**Short task**: For the data below, report the number of lines that contain the string "Camera" and nothing else.

[Stored entries]

* BEGIN *

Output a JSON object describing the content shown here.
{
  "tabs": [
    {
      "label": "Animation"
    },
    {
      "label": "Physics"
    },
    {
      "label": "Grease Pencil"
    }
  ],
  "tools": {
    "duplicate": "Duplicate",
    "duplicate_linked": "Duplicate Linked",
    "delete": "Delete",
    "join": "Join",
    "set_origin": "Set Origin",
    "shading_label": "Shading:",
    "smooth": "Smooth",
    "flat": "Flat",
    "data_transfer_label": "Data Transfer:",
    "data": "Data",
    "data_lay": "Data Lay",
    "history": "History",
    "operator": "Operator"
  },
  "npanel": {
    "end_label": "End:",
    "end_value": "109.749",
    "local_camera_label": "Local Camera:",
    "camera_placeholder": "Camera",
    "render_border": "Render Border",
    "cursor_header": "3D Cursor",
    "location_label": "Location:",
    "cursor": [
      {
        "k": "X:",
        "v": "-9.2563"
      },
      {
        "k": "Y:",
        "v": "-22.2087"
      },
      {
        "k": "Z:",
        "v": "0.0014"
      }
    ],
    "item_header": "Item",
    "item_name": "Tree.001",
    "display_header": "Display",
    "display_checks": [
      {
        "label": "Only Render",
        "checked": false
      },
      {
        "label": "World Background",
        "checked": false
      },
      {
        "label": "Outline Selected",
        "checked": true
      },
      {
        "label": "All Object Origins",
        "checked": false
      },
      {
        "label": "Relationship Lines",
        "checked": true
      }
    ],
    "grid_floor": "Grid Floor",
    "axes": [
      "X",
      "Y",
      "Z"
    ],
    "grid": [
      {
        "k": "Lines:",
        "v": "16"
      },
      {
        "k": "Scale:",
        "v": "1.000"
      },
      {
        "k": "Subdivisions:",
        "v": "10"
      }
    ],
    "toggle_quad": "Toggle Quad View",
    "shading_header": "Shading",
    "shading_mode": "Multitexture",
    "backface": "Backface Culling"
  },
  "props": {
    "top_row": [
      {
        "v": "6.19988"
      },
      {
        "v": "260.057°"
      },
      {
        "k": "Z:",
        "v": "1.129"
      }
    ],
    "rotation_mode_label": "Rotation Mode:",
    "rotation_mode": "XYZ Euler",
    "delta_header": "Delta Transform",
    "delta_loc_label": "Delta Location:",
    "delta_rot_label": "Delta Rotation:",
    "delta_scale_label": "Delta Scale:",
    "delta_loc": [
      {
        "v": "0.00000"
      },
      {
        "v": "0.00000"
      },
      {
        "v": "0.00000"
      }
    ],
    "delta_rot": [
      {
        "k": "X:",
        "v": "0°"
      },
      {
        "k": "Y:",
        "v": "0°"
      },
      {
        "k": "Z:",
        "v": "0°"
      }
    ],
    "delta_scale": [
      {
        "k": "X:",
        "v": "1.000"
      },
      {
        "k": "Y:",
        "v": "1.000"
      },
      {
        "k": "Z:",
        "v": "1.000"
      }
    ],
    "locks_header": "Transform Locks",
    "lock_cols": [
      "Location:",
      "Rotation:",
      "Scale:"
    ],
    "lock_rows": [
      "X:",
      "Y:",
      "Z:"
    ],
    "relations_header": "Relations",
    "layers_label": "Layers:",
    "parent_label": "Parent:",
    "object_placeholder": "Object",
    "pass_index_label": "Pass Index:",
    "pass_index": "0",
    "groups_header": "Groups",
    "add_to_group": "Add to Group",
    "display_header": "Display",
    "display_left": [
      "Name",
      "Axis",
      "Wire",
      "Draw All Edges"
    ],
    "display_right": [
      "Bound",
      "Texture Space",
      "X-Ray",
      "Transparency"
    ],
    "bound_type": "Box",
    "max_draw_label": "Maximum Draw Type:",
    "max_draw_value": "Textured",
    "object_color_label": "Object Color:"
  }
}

* END *

**Complete response**: 2